-- Start of Material for this task --

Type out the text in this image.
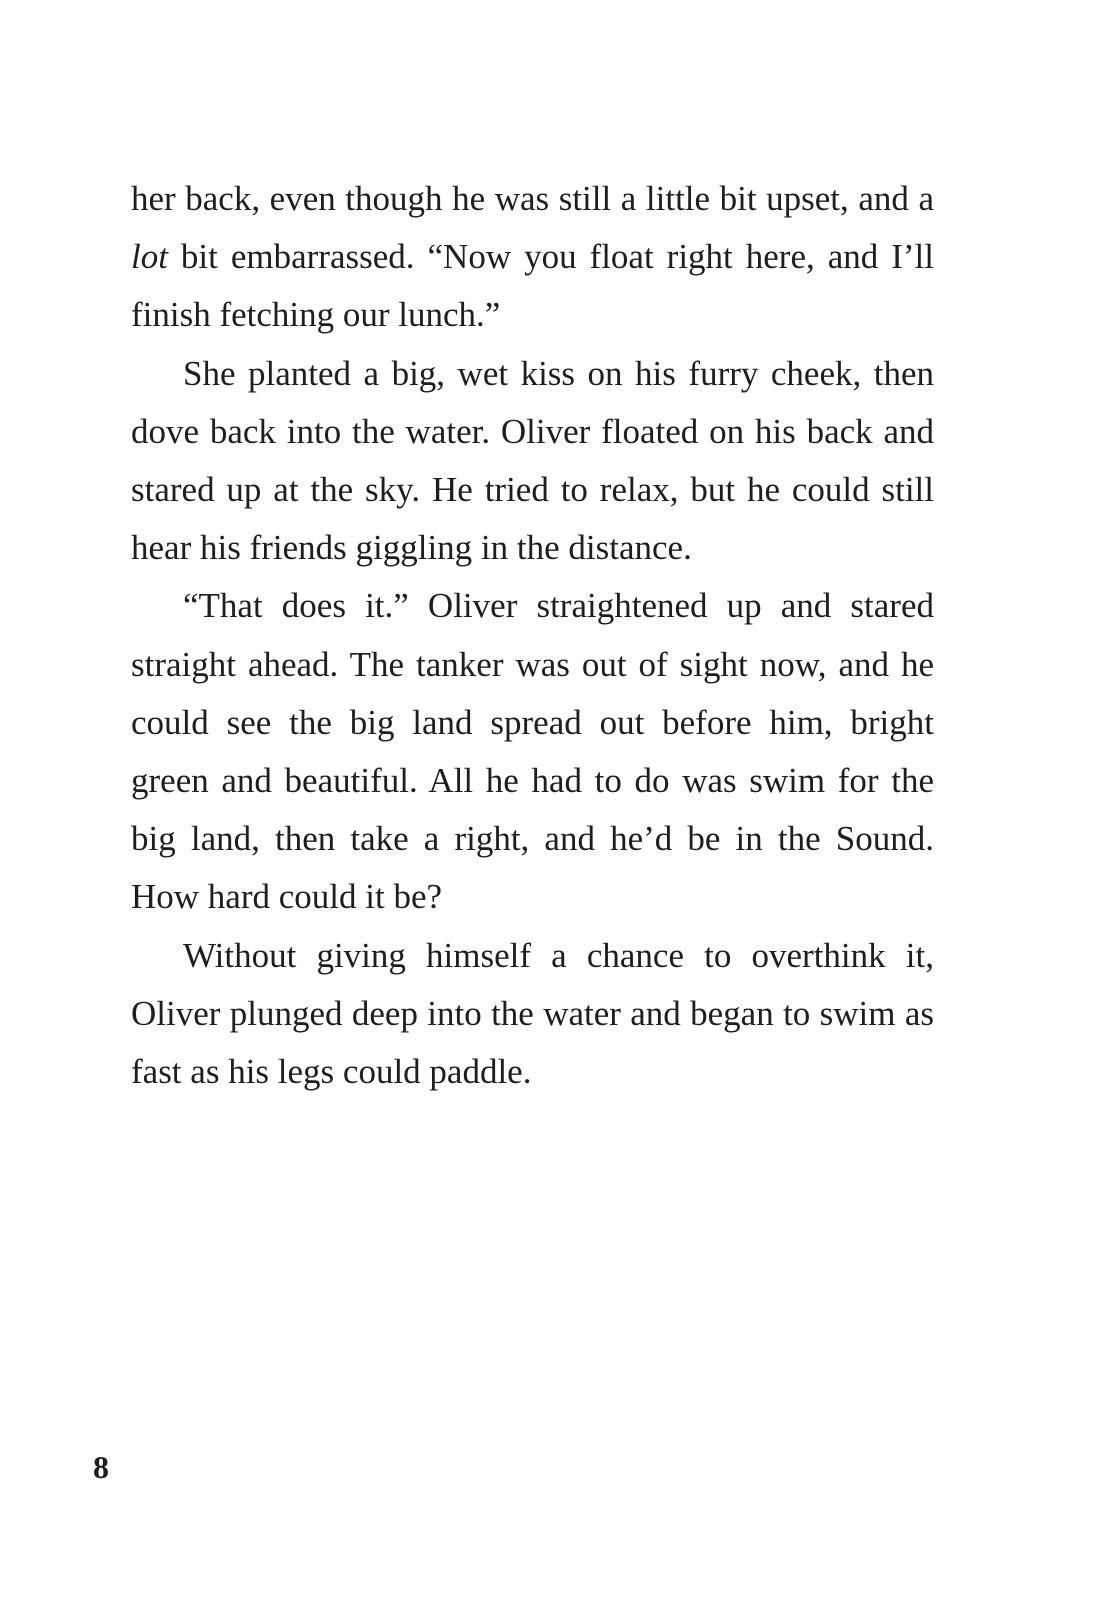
her back, even though he was still a little bit upset, and a lot bit embarrassed. “Now you float right here, and I’ll finish fetching our lunch.”

She planted a big, wet kiss on his furry cheek, then dove back into the water. Oliver floated on his back and stared up at the sky. He tried to relax, but he could still hear his friends giggling in the distance.

“That does it.” Oliver straightened up and stared straight ahead. The tanker was out of sight now, and he could see the big land spread out before him, bright green and beautiful. All he had to do was swim for the big land, then take a right, and he’d be in the Sound. How hard could it be?

Without giving himself a chance to overthink it, Oliver plunged deep into the water and began to swim as fast as his legs could paddle.

8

-- End of Material for this task --

Will you set down the records word for word while leaving out every picture?

Type out the text in this image.
her back, even though he was still a little bit upset, and a lot bit embarrassed. “Now you float right here, and I’ll finish fetching our lunch.”

She planted a big, wet kiss on his furry cheek, then dove back into the water. Oliver floated on his back and stared up at the sky. He tried to relax, but he could still hear his friends giggling in the distance.

“That does it.” Oliver straightened up and stared straight ahead. The tanker was out of sight now, and he could see the big land spread out before him, bright green and beautiful. All he had to do was swim for the big land, then take a right, and he’d be in the Sound. How hard could it be?

Without giving himself a chance to overthink it, Oliver plunged deep into the water and began to swim as fast as his legs could paddle.

8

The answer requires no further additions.